--- START OF Entries shown ---
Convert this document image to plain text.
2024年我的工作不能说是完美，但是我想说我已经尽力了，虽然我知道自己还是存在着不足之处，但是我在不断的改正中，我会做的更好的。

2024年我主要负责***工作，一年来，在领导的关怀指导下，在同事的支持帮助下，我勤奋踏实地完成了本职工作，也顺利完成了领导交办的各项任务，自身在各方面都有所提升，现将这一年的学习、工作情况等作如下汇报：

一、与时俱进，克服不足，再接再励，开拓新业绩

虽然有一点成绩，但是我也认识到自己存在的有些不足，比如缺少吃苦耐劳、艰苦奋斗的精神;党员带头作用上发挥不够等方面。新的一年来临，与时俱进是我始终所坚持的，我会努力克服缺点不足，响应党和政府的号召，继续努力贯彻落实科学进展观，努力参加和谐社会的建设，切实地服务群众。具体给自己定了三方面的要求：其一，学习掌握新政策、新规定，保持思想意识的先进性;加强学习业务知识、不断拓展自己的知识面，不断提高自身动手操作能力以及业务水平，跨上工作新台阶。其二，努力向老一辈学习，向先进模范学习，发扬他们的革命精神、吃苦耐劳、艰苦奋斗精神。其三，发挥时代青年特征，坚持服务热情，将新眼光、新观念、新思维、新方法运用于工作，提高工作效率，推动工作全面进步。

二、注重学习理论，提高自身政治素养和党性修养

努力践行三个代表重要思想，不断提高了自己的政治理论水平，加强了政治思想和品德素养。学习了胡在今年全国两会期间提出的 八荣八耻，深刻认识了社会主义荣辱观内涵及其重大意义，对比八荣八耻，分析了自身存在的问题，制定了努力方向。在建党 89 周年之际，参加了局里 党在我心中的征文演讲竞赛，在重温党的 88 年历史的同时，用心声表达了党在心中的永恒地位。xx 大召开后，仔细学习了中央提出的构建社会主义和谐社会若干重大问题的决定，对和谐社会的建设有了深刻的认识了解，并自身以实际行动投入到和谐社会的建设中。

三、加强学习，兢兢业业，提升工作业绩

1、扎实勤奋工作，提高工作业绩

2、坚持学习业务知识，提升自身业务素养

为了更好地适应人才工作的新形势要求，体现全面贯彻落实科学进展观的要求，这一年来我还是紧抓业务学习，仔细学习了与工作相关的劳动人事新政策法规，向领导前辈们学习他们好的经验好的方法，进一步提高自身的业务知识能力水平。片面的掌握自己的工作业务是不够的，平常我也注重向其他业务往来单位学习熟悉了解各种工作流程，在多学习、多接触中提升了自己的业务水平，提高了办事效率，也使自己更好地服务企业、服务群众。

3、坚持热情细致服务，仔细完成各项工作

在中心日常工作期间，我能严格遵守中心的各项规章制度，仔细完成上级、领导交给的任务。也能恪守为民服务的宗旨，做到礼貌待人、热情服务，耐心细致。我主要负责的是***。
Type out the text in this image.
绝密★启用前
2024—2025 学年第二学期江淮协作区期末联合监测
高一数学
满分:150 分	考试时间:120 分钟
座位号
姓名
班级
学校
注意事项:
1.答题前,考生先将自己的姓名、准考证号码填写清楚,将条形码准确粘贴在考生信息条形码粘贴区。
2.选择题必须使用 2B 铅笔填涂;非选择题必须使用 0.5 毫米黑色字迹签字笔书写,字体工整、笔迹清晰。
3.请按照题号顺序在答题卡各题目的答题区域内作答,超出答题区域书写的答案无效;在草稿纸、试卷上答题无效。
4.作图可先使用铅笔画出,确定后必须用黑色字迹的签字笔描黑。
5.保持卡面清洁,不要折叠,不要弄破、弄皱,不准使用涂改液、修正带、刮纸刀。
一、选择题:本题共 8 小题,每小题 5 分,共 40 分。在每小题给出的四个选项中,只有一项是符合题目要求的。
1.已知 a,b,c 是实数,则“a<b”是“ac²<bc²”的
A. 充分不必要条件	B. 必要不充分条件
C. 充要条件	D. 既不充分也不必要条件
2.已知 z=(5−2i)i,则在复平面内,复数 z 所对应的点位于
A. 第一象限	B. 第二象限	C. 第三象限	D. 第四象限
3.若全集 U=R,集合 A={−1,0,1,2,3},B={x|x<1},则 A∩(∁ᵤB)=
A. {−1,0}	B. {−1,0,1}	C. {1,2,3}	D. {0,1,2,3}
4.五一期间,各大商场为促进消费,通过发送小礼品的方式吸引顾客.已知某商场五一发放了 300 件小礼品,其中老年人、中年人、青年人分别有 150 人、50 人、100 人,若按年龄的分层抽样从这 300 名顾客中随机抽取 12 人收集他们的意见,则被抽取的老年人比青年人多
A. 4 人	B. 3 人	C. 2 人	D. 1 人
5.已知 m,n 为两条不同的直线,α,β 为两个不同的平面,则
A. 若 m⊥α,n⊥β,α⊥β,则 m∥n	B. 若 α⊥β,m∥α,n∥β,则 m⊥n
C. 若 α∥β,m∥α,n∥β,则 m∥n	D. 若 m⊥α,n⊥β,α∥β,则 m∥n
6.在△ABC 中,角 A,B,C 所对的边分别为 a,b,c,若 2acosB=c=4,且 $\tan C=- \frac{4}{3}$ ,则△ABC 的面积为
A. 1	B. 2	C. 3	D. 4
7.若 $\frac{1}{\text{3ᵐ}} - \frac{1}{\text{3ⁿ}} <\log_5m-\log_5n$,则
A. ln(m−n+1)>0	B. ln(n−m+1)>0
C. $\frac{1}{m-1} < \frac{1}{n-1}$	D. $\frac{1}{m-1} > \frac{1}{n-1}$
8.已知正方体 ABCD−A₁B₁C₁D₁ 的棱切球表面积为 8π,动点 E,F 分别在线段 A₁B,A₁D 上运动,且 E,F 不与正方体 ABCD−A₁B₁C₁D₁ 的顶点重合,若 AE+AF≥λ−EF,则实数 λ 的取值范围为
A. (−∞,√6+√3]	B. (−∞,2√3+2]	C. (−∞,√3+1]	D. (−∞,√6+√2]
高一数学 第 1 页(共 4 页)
--- END OF Entries shown ---
Required work:
Look through the data and gather every line with the string "image" in it.

Solution for this task:
Convert this document image to plain text.
Type out the text in this image.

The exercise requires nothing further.